Extract the complete listing and repeat it word for word.

▶ [PROVIDED INFORMATION]:
[start]

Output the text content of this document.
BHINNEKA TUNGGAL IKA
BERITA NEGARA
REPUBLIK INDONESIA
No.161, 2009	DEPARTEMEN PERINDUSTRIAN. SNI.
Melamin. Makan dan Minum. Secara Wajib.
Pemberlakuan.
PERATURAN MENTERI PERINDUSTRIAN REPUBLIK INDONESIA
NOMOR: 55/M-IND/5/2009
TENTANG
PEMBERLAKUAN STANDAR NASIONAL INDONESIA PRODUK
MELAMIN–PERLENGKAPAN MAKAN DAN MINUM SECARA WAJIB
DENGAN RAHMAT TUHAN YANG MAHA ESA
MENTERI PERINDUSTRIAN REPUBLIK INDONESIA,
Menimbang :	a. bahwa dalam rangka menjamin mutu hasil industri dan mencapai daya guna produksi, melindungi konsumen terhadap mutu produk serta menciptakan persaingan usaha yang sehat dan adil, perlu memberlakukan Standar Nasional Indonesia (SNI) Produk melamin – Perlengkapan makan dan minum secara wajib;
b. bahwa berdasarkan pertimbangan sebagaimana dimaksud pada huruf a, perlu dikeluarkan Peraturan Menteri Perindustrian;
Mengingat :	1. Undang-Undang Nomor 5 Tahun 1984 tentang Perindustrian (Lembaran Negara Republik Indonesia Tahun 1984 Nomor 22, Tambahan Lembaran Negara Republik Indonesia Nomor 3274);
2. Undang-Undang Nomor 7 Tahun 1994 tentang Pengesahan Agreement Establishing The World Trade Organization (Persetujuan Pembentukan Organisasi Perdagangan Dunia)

[end]

▶ [WORKED SOLUTION]:
Output the text content of this document.
BHINNEKA TUNGGAL IKA
BERITA NEGARA
REPUBLIK INDONESIA
No.161, 2009	DEPARTEMEN PERINDUSTRIAN. SNI.
Melamin. Makan dan Minum. Secara Wajib.
Pemberlakuan.
PERATURAN MENTERI PERINDUSTRIAN REPUBLIK INDONESIA
NOMOR: 55/M-IND/5/2009
TENTANG
PEMBERLAKUAN STANDAR NASIONAL INDONESIA PRODUK
MELAMIN–PERLENGKAPAN MAKAN DAN MINUM SECARA WAJIB
DENGAN RAHMAT TUHAN YANG MAHA ESA
MENTERI PERINDUSTRIAN REPUBLIK INDONESIA,
Menimbang :	a. bahwa dalam rangka menjamin mutu hasil industri dan mencapai daya guna produksi, melindungi konsumen terhadap mutu produk serta menciptakan persaingan usaha yang sehat dan adil, perlu memberlakukan Standar Nasional Indonesia (SNI) Produk melamin – Perlengkapan makan dan minum secara wajib;
b. bahwa berdasarkan pertimbangan sebagaimana dimaksud pada huruf a, perlu dikeluarkan Peraturan Menteri Perindustrian;
Mengingat :	1. Undang-Undang Nomor 5 Tahun 1984 tentang Perindustrian (Lembaran Negara Republik Indonesia Tahun 1984 Nomor 22, Tambahan Lembaran Negara Republik Indonesia Nomor 3274);
2. Undang-Undang Nomor 7 Tahun 1994 tentang Pengesahan Agreement Establishing The World Trade Organization (Persetujuan Pembentukan Organisasi Perdagangan Dunia)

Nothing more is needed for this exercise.